# [AIM]
Select every line below containing the word "avec".

# [GIVEN INFORMATION]
⟨
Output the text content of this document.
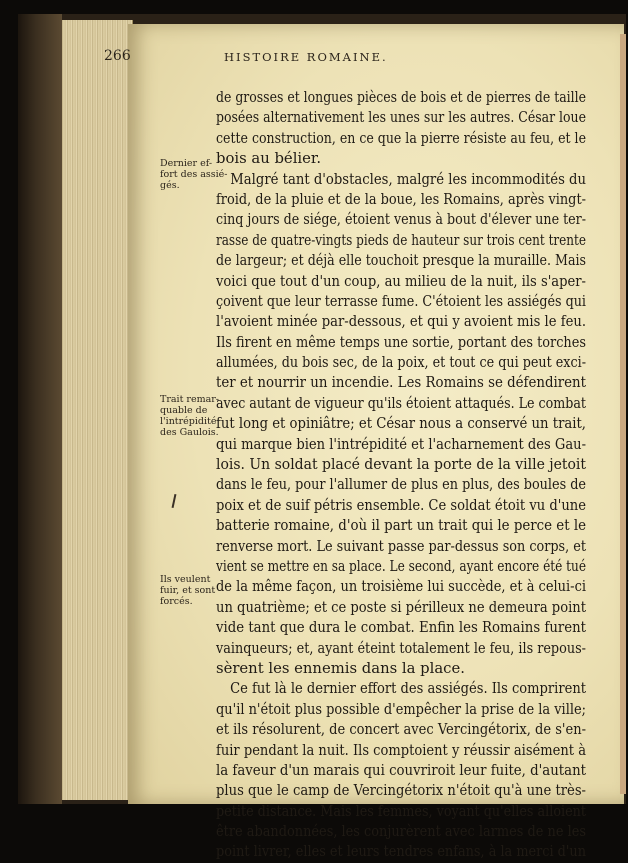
266	HISTOIRE ROMAINE.
Dernier ef-
fort des assié-
gés.
Trait remar-
quable de
l'intrépidité
des Gaulois.
Ils veulent
fuir, et sont
forcés.
de grosses et longues pièces de bois et de pierres de taille
posées alternativement les unes sur les autres. César loue
cette construction, en ce que la pierre résiste au feu, et le
bois au bélier.
Malgré tant d'obstacles, malgré les incommodités du
froid, de la pluie et de la boue, les Romains, après vingt-
cinq jours de siége, étoient venus à bout d'élever une ter-
rasse de quatre-vingts pieds de hauteur sur trois cent trente
de largeur; et déjà elle touchoit presque la muraille. Mais
voici que tout d'un coup, au milieu de la nuit, ils s'aper-
çoivent que leur terrasse fume. C'étoient les assiégés qui
l'avoient minée par-dessous, et qui y avoient mis le feu.
Ils firent en même temps une sortie, portant des torches
allumées, du bois sec, de la poix, et tout ce qui peut exci-
ter et nourrir un incendie. Les Romains se défendirent
avec autant de vigueur qu'ils étoient attaqués. Le combat
fut long et opiniâtre; et César nous a conservé un trait,
qui marque bien l'intrépidité et l'acharnement des Gau-
lois. Un soldat placé devant la porte de la ville jetoit
dans le feu, pour l'allumer de plus en plus, des boules de
poix et de suif pétris ensemble. Ce soldat étoit vu d'une
batterie romaine, d'où il part un trait qui le perce et le
renverse mort. Le suivant passe par-dessus son corps, et
vient se mettre en sa place. Le second, ayant encore été tué
de la même façon, un troisième lui succède, et à celui-ci
un quatrième; et ce poste si périlleux ne demeura point
vide tant que dura le combat. Enfin les Romains furent
vainqueurs; et, ayant éteint totalement le feu, ils repous-
sèrent les ennemis dans la place.
Ce fut là le dernier effort des assiégés. Ils comprirent
qu'il n'étoit plus possible d'empêcher la prise de la ville;
et ils résolurent, de concert avec Vercingétorix, de s'en-
fuir pendant la nuit. Ils comptoient y réussir aisément à
la faveur d'un marais qui couvriroit leur fuite, d'autant
plus que le camp de Vercingétorix n'étoit qu'à une très-
petite distance. Mais les femmes, voyant qu'elles alloient
être abandonnées, les conjurèrent avec larmes de ne les
point livrer, elles et leurs tendres enfans, à la merci d'un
⟩
# [WRITTEN RESPONSE]
avec autant de vigueur qu'ils étoient attaqués. Le combat
et ils résolurent, de concert avec Vercingétorix, de s'en-
être abandonnées, les conjurèrent avec larmes de ne les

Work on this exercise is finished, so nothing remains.